*Provided information*
• • •

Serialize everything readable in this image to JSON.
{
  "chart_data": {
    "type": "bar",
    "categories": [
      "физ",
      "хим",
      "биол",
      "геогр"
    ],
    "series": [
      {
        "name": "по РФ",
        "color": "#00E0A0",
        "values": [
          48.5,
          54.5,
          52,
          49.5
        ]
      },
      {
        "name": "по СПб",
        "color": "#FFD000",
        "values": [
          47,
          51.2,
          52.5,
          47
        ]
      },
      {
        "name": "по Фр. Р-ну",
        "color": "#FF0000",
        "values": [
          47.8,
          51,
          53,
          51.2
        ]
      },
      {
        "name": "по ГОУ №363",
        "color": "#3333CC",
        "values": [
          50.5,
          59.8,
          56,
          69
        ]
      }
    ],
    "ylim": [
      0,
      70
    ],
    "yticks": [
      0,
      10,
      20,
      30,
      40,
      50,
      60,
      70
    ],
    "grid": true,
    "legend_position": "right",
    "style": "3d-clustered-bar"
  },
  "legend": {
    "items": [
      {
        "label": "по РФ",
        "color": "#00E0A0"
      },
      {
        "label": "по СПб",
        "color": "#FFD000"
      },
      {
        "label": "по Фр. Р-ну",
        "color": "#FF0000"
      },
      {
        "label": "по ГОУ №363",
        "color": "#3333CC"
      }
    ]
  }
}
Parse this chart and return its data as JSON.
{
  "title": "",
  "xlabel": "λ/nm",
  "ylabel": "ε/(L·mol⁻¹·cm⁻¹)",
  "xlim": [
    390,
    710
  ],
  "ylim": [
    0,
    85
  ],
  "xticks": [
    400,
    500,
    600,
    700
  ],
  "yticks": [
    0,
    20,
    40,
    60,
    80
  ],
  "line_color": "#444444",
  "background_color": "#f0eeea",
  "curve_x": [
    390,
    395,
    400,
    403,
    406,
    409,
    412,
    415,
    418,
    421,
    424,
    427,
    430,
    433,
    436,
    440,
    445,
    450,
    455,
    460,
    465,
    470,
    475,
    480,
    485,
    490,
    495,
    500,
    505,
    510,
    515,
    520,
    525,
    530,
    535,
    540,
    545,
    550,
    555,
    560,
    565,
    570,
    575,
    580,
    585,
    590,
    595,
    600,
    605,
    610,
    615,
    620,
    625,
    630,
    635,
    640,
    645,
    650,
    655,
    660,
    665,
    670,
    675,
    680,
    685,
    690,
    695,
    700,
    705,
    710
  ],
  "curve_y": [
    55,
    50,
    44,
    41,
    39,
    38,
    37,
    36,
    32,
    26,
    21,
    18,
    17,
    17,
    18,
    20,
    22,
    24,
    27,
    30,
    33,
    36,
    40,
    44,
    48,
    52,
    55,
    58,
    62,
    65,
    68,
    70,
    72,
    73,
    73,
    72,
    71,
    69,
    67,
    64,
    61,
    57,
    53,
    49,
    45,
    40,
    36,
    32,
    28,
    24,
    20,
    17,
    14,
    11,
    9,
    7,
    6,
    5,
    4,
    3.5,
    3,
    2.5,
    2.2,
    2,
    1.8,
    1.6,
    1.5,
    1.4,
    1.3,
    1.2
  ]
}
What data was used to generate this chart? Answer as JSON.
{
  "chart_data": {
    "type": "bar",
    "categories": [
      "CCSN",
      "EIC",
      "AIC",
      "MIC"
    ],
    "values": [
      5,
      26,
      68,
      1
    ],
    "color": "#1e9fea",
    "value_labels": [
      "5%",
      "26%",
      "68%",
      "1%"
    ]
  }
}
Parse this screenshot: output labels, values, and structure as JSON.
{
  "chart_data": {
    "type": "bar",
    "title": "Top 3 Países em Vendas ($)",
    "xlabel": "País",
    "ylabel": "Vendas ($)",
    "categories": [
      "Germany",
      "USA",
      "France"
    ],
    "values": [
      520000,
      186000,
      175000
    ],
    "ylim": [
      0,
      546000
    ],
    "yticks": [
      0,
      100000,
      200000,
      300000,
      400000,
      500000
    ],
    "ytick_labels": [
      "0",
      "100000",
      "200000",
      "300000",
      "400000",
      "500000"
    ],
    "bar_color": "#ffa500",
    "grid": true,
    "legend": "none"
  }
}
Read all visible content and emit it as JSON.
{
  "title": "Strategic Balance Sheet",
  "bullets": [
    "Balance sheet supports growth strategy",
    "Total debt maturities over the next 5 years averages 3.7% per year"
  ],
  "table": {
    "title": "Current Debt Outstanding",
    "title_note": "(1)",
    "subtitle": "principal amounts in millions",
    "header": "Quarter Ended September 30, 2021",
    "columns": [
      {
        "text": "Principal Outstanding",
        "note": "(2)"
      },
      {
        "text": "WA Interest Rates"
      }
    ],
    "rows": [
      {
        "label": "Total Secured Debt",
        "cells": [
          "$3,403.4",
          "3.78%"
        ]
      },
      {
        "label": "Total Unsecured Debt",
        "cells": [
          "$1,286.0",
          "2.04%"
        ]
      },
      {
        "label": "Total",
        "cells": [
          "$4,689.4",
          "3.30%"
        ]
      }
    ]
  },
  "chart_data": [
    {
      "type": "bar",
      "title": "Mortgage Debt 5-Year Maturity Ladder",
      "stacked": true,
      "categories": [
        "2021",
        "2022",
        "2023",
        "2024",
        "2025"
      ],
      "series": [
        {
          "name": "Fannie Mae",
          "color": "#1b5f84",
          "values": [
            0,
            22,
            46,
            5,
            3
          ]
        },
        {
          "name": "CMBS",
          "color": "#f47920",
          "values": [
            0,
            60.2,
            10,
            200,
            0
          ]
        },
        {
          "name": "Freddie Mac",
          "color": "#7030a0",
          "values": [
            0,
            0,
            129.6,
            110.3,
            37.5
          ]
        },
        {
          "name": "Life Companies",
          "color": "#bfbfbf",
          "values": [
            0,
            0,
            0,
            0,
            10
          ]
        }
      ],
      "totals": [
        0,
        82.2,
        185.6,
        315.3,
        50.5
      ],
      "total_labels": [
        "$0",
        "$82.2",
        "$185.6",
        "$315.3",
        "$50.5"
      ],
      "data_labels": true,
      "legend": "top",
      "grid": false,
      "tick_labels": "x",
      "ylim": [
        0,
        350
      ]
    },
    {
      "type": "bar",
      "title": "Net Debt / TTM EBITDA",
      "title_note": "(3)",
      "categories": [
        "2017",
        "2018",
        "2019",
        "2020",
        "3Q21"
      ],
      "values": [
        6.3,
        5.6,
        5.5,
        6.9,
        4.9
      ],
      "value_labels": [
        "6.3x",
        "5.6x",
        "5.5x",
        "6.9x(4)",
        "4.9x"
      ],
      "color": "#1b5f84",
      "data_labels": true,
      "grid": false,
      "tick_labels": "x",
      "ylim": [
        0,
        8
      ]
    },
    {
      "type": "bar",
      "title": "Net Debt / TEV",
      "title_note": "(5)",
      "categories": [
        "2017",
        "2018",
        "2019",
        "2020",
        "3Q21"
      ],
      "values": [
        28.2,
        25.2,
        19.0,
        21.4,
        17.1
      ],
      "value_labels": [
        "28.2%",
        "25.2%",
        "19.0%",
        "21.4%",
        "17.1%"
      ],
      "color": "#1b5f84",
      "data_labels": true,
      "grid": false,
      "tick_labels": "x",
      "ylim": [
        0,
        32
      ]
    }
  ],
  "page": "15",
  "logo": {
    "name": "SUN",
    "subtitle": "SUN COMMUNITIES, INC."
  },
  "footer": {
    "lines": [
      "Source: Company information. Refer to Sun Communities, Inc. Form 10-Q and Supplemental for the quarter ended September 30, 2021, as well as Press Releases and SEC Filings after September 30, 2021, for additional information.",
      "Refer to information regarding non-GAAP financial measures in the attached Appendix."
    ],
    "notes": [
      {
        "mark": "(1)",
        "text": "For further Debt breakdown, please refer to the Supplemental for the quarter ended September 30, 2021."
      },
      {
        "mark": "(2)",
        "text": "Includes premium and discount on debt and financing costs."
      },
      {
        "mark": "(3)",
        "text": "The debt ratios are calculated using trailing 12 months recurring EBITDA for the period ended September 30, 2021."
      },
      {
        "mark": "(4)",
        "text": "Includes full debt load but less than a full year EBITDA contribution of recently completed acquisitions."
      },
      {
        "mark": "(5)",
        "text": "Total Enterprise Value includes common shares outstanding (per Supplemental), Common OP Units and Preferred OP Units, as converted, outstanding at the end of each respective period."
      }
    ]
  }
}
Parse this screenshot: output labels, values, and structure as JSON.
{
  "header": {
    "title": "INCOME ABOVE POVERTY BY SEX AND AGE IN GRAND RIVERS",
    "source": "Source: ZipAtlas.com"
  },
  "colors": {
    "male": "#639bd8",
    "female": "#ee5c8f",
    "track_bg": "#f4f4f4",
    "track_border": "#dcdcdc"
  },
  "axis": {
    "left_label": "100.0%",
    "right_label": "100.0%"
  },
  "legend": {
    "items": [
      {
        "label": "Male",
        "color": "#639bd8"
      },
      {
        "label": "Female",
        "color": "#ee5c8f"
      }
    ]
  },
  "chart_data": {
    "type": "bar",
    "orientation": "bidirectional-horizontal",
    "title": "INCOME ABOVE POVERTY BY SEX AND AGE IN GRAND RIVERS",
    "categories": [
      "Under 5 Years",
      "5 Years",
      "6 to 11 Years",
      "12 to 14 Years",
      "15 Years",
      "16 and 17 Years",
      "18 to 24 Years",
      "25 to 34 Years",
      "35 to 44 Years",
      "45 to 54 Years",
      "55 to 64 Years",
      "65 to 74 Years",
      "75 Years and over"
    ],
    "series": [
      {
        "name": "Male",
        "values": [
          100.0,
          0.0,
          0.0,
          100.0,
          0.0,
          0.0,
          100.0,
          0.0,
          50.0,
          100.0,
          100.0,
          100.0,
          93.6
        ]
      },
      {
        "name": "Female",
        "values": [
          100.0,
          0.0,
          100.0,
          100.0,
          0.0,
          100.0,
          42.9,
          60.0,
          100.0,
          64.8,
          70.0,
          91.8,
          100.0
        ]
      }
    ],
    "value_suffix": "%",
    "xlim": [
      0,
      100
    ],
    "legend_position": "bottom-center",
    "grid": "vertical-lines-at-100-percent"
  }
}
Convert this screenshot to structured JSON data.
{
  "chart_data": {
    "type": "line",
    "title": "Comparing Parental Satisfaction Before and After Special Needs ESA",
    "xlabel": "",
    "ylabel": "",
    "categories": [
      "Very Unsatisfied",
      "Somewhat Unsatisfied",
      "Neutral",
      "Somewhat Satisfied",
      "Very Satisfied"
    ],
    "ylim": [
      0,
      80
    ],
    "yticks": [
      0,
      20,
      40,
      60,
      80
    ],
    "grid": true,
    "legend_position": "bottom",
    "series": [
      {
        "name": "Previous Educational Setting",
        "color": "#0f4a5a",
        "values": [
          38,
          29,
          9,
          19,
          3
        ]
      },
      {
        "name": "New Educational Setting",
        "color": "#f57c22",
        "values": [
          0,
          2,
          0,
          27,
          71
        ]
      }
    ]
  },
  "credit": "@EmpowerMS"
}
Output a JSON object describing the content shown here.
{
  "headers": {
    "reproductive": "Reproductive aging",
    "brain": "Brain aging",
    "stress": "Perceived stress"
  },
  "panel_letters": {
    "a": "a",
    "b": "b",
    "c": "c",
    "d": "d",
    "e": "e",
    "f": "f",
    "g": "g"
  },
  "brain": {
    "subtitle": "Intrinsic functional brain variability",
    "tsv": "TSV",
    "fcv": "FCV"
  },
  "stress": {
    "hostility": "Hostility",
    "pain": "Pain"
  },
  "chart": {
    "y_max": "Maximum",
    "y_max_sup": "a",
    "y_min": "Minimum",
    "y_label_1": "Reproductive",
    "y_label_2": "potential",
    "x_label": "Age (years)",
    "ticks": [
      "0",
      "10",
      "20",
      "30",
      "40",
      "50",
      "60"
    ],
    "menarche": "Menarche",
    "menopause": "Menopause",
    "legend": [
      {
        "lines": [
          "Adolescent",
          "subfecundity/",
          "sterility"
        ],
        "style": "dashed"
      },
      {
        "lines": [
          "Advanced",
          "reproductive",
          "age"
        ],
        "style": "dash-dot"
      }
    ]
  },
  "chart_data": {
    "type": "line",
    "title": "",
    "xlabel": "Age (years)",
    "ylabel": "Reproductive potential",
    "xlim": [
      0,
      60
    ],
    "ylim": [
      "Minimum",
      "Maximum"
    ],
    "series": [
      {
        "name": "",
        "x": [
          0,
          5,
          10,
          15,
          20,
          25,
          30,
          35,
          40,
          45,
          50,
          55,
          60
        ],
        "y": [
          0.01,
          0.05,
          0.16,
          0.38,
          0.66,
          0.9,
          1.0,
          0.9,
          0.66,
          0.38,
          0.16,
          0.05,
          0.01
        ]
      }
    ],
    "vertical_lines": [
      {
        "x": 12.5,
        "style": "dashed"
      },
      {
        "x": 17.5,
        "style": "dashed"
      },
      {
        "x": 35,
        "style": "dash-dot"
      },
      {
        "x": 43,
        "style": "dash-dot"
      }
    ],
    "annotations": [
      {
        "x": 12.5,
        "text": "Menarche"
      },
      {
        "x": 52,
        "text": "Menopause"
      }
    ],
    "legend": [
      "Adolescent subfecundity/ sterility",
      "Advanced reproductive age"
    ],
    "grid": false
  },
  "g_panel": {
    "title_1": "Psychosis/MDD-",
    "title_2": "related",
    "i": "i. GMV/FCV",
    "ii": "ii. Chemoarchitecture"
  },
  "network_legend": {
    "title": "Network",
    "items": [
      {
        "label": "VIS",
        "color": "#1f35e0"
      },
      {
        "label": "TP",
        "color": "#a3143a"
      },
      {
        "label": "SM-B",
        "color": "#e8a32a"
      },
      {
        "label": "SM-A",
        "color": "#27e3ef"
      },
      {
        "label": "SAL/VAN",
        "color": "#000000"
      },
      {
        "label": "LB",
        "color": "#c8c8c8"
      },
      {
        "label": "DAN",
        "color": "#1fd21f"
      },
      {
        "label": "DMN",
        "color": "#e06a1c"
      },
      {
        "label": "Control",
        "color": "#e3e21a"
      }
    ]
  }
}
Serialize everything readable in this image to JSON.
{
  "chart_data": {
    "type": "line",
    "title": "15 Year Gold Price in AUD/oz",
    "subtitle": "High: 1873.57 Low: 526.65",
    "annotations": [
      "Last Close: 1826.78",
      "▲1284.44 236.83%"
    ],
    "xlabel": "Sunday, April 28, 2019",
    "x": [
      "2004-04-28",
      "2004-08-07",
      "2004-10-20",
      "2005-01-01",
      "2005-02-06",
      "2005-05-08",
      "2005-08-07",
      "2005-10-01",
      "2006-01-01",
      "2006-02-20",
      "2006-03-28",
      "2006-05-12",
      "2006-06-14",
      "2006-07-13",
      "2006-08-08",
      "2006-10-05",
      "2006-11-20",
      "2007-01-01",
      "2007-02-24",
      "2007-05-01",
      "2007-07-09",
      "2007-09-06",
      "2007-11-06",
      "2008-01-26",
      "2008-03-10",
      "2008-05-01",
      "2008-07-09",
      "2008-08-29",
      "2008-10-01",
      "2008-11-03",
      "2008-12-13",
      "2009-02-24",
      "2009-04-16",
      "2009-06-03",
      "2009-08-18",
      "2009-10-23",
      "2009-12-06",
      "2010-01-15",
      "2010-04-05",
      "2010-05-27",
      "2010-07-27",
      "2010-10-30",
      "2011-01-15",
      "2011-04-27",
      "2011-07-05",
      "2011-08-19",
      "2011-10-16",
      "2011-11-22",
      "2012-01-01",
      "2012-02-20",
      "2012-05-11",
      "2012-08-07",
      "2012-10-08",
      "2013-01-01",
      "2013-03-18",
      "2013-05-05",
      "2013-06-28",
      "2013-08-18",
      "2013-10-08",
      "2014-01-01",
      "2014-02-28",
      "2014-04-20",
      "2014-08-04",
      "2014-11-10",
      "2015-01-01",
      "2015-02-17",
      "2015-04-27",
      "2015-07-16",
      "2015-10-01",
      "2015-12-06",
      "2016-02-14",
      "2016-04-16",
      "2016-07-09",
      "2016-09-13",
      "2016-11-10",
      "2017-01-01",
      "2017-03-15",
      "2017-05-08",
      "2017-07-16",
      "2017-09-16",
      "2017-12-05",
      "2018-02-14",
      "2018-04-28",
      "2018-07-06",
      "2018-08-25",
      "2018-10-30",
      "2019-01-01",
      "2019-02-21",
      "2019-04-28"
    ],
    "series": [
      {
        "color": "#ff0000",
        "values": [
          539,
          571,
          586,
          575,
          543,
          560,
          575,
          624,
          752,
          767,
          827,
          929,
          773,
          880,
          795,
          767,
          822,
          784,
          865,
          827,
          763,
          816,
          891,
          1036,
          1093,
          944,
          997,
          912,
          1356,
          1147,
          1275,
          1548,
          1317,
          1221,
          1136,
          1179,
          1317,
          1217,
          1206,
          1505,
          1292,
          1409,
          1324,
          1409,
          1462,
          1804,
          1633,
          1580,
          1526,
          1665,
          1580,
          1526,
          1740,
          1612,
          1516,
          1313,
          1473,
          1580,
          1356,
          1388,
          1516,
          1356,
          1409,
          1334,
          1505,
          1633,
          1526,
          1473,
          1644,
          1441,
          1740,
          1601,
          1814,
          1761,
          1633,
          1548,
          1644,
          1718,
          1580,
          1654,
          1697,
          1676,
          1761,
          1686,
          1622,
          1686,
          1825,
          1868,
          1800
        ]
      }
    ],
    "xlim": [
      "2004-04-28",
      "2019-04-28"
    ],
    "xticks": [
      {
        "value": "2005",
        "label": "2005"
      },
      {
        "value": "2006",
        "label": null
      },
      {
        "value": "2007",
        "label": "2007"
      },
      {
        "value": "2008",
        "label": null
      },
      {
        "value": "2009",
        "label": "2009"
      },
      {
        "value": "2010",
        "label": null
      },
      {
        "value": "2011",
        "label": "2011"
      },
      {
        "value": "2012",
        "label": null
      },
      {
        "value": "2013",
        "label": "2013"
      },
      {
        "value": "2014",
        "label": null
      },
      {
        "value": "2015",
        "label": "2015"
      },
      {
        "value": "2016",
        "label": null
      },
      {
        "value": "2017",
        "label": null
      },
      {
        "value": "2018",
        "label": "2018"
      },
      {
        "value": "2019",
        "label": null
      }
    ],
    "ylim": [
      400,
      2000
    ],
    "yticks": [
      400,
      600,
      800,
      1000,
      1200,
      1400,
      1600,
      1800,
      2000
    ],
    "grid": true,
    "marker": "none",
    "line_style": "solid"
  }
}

• • •

*Exercise requirements*
Find the lines holding "Menopause" and list every one.

*Response below*
    "menopause": "Menopause",
        "text": "Menopause"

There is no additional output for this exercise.